= EXCERPTED TEXT =
☆ ☆ ☆

I quoted you just a couple of days ago to someone who was looking to travel down to Spain for Christmas.

BTW, this is an old thread, started last year :wink: 

Gerald


----------



## 107955 (Oct 28, 2007)

C7KEN said:


> Just been looking thro my own posts and noticed I have not replied to the last posted question "Do I know of any motocross tracks near Alicante" the answer is of course I do know all of the tracks around here so if mxfan can see this post reply and I will point you in the direction of a few. Just for starters there is one right behind the cemetary at Alicante which can be seen travelling north on the AP7 as its at the side of the motorway. Contact me on driving directions to it


Just found your post on this forum and we are looking for motocross tracks in Spain - one's that allow sidecars!

Hoping to drive down January 2008. Please can you let me know.

Thanks


----------



## C7KEN (May 27, 2005)

I think it will be difficult to find a track that will allow sidecars. I will ask around at the week end as I am off to the MotoGP with a crowd of motocrossers. I have not seen a sidecar over here


----------



## 107955 (Oct 28, 2007)

Thank you! - It would be good if we can find some tracks.

It is hoped there will be at least 5 or 6 sidecars travelling down for a bit of winter training-maybe more!

Look forward to hearing from you.


----------



## 129593 (Nov 19, 2009)

Hi Can anyone give me some post codes for moto x tracks around alicante and torrivieja please?
thanks


----------



## C7KEN (May 27, 2005)

☆ ☆ ☆

= SUPPLIED INFORMATION =
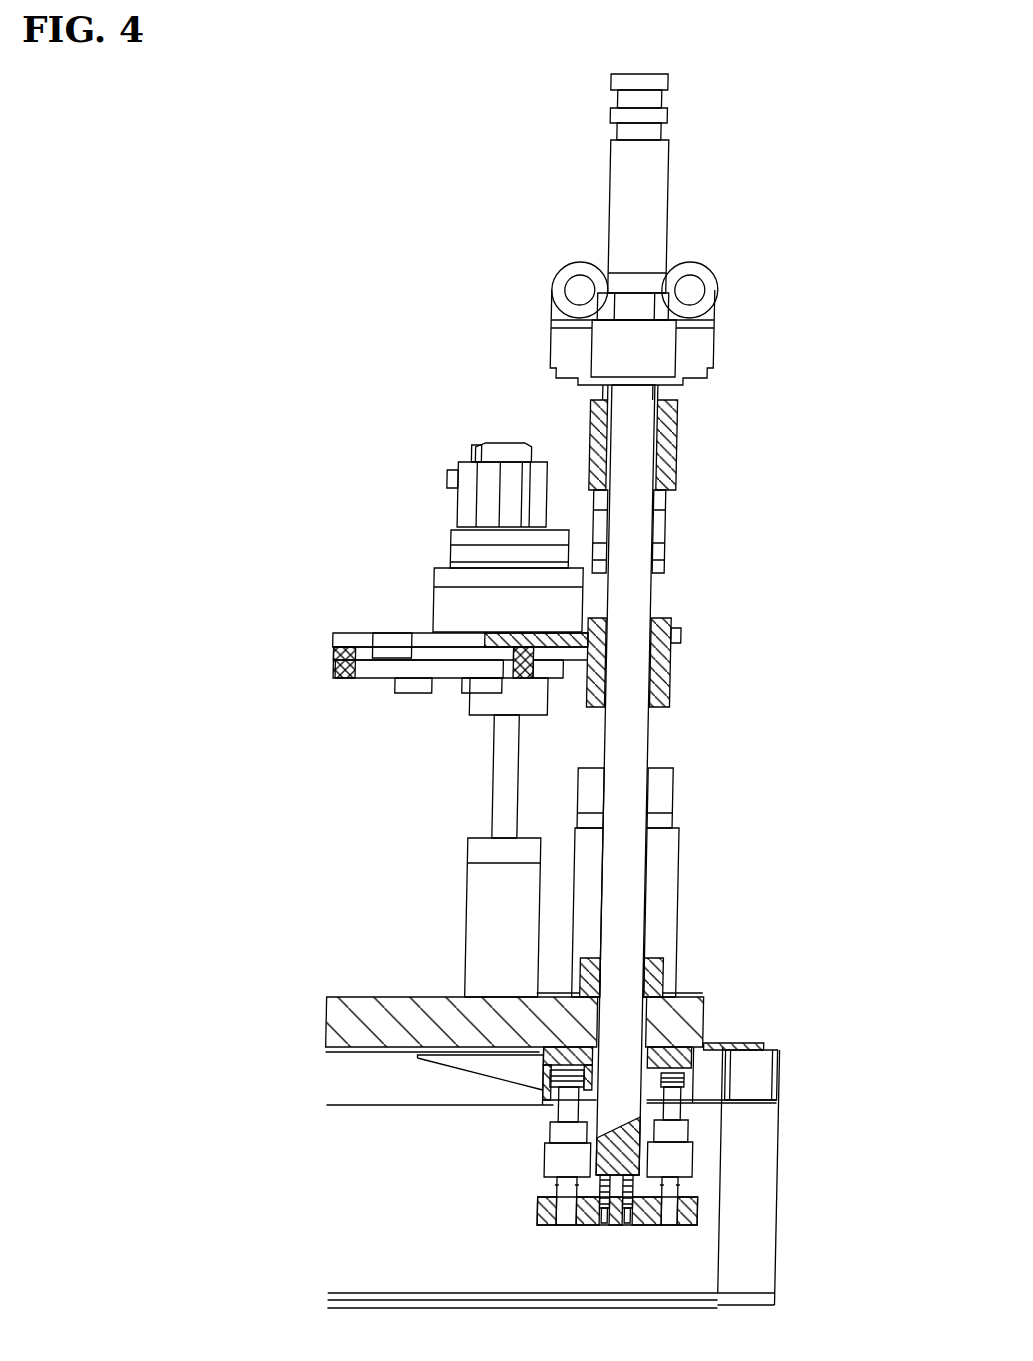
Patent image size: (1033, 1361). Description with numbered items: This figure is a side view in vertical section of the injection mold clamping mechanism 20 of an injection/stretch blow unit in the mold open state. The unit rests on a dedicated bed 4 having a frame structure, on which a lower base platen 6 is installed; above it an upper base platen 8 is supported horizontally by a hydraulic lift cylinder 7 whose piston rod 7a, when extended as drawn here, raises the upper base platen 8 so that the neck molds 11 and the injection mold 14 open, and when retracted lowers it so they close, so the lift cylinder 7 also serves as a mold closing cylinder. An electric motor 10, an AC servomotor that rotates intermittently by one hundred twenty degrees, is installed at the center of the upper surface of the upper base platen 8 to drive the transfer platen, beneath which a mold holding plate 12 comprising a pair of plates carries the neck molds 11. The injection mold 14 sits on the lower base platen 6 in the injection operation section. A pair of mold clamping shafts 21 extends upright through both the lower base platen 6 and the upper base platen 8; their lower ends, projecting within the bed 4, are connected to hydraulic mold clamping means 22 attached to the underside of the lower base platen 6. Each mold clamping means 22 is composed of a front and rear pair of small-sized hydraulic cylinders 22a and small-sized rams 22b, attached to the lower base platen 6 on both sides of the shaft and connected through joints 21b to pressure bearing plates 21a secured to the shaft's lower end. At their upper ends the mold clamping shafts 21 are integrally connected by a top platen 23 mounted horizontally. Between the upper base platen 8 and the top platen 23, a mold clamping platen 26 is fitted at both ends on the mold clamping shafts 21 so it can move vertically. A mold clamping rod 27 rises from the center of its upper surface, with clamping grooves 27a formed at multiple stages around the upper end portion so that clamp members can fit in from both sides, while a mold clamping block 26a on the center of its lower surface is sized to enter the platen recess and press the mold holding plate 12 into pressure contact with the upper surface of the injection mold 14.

☆ ☆ ☆

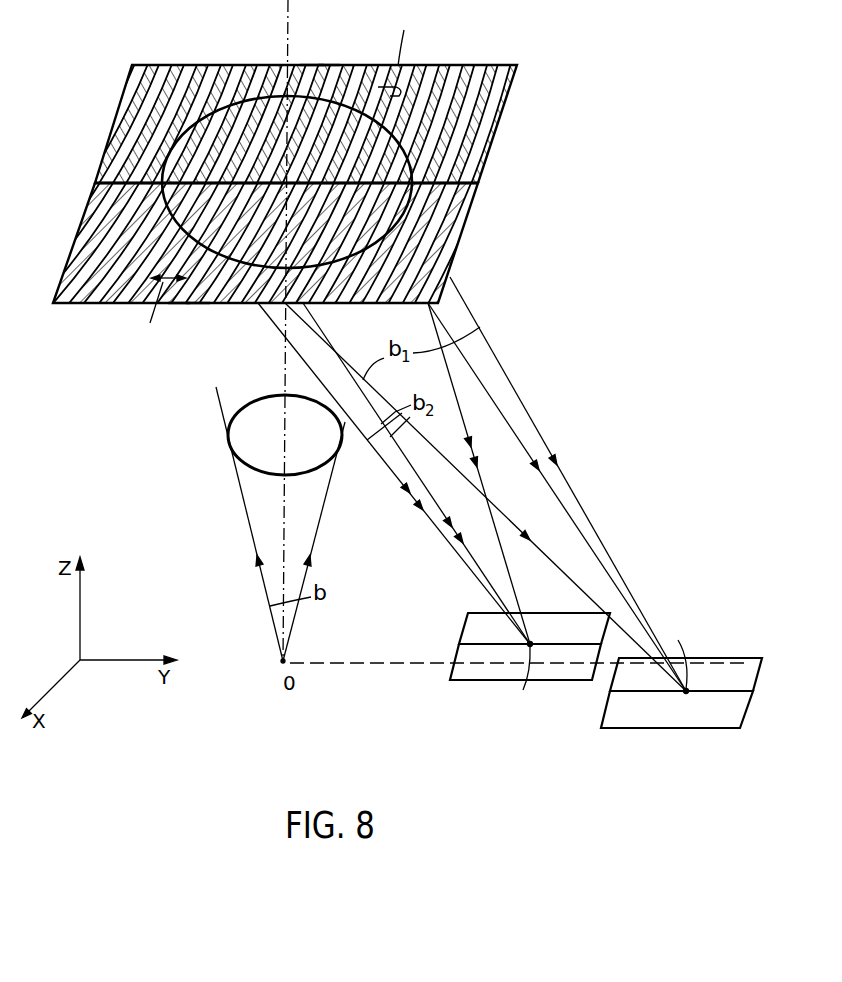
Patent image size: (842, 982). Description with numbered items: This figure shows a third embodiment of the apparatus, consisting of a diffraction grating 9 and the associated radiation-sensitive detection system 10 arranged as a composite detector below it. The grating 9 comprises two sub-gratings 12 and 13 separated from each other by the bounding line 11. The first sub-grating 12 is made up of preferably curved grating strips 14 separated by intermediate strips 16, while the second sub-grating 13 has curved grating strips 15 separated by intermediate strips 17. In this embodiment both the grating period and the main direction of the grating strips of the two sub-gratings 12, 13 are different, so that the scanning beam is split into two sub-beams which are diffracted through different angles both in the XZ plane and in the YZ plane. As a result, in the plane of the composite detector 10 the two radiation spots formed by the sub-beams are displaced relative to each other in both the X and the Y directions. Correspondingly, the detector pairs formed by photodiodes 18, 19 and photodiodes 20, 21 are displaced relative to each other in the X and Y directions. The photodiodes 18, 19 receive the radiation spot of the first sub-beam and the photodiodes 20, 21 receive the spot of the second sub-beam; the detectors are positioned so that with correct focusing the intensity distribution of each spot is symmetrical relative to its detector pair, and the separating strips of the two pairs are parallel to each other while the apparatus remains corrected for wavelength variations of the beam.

☆ ☆ ☆

= TASK LIST =
(1) Answer these questions using the forum thread about motocross tracks near Alicante.
(a) According to C7KEN, where is the track near Alicante, and from what road can it be seen?
(b) In what month and year was the poster looking for sidecar tracks hoping to drive down?
(c) How many sidecars were hoped to travel down for winter training?
(2) Reproduce the passage of the Alicante motocross thread from "Look forward to" to "and torrivieja please?".
(3) Carry on the forum thread about motocross tracks near Alicante from the point where it stops.

= RESULTS =
(1)
(a) It is right behind the cemetery at Alicante and can be seen from the AP7 when traveling north, since it is at the side of the motorway.
(b) January 2008.
(c) At least 5 or 6, maybe more.

(2)
Look forward to hearing from you.


----------



## 129593 (Nov 19, 2009)

Hi Can anyone give me some post codes for moto x tracks around alicante and torrivieja please?

(3)
sammy Post codes in Spain are not like the UK. They cover a very wide area here. There is a good track at Alhama and a few more around that area. The father of Joe Gregory has leased a track from Manuel Rivas which is floodlit so can be used late at night and regularly is. My son no longer races but is riding a friends bike this weekend just for fun. The best thing is to look at the Danger UK webpage then under DUK villas you will see photos. Percy the owner of DUK owns a very good bar over here where all the riders usually meet up and go winter training. You will see a video of it all on the website http://www.duk-villa.co.uk/


----------



## SorC (Oct 3, 2005)

we took 5 months last winter down though france then north coast of Spain & down the west coast of Portugal & the Algarve for December. Portugal can be windy & cold in the evenings. It turned out to be an expensive trip due to getting a solar panel fitted in Portugal but we saved 60% of the cost through free camping at a number of places. In Portugal you need to be careful not to get your registration number recorded by the police because if they catch you a second time there is a very hefty fine. Having said that we moved around often and had a good time. We spent 3 weeks on a car park in Almaeria at Roquetas de Mar with good sunshine till the police moved everybody off at 6:00 one friday night. The North coast of Spain for us is better than the costas where there are too many brits for our liking as we like to sample the real Spain. We found tha Spain was cheaper than both France & Portugal. Wherever you go have a good time and happy Christmas!
SorC


----------



## 129593 (Nov 19, 2009)

Many thanks for that info C7KEN really helpfull


----------



## lex46 (Jun 13, 2010)

Ken you seem the orical of track information! we are living in calpe and i am wondering what the closest track is i am after nothing to radical as haven't ridden much and am just getting back into it?

regards
Lex


----------



## C7KEN (May 27, 2005)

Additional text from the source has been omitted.